**Short task**
Sift the material for lines containing "الإجابة", and return them.

**Dataset excerpts**
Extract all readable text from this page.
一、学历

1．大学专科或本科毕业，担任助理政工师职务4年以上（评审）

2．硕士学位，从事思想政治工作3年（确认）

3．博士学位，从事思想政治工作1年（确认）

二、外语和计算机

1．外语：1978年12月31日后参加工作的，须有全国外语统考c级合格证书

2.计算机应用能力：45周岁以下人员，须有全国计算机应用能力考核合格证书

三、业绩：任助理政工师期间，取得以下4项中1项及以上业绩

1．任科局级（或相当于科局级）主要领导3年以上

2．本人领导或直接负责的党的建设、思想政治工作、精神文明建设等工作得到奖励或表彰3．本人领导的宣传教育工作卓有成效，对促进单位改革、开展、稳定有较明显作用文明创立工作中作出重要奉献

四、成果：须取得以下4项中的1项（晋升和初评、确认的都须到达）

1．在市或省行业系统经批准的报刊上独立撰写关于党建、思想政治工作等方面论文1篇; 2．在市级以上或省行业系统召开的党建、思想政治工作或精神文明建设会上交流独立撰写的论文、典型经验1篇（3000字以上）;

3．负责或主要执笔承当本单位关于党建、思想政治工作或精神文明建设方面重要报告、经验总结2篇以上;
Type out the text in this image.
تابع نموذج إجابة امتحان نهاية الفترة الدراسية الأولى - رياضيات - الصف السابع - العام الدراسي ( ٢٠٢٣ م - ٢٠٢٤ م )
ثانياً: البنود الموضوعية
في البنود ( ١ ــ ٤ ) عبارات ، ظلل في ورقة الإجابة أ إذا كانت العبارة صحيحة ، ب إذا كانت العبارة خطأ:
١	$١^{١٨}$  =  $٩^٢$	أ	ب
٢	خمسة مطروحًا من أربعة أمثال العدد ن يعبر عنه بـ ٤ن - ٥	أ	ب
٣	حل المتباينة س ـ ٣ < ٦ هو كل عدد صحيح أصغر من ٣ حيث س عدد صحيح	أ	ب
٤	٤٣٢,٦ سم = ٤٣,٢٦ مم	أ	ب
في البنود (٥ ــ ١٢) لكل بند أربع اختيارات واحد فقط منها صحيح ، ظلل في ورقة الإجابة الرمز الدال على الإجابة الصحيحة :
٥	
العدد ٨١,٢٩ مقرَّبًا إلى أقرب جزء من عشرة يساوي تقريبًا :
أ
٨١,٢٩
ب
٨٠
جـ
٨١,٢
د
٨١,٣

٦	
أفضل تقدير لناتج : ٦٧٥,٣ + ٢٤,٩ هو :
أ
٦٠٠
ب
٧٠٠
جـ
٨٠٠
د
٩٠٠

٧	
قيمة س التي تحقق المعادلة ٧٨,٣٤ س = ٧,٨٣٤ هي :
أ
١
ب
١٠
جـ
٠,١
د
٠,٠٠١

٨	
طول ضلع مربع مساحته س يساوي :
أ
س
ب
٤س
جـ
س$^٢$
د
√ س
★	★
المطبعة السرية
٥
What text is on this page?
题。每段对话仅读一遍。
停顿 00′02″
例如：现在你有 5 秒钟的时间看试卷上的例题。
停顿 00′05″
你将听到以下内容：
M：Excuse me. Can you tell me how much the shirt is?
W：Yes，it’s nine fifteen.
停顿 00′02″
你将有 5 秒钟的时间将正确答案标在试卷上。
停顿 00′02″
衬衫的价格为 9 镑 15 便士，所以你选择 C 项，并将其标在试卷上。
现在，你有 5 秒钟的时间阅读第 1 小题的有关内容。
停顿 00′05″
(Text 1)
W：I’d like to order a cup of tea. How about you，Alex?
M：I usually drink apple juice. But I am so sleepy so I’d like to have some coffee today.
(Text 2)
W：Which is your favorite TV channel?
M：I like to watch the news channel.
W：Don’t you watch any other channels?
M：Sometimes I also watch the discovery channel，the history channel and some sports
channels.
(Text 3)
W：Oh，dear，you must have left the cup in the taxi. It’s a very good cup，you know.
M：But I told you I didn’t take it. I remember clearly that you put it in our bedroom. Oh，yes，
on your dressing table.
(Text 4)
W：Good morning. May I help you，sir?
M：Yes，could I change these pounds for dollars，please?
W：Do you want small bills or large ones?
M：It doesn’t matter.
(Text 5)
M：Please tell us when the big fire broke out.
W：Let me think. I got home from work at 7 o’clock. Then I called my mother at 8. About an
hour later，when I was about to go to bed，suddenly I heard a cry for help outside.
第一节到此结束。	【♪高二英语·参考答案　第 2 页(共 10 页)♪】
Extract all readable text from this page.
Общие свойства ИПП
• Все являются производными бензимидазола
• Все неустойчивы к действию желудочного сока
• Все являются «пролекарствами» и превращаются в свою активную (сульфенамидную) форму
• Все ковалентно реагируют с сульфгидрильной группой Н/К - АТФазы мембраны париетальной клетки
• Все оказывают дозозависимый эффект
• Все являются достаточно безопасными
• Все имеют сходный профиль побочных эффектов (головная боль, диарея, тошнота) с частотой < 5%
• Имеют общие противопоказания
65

**Result for this exercise**
في البنود ( ١ ــ ٤ ) عبارات ، ظلل في ورقة الإجابة أ إذا كانت العبارة صحيحة ، ب إذا كانت العبارة خطأ:
في البنود (٥ ــ ١٢) لكل بند أربع اختيارات واحد فقط منها صحيح ، ظلل في ورقة الإجابة الرمز الدال على الإجابة الصحيحة :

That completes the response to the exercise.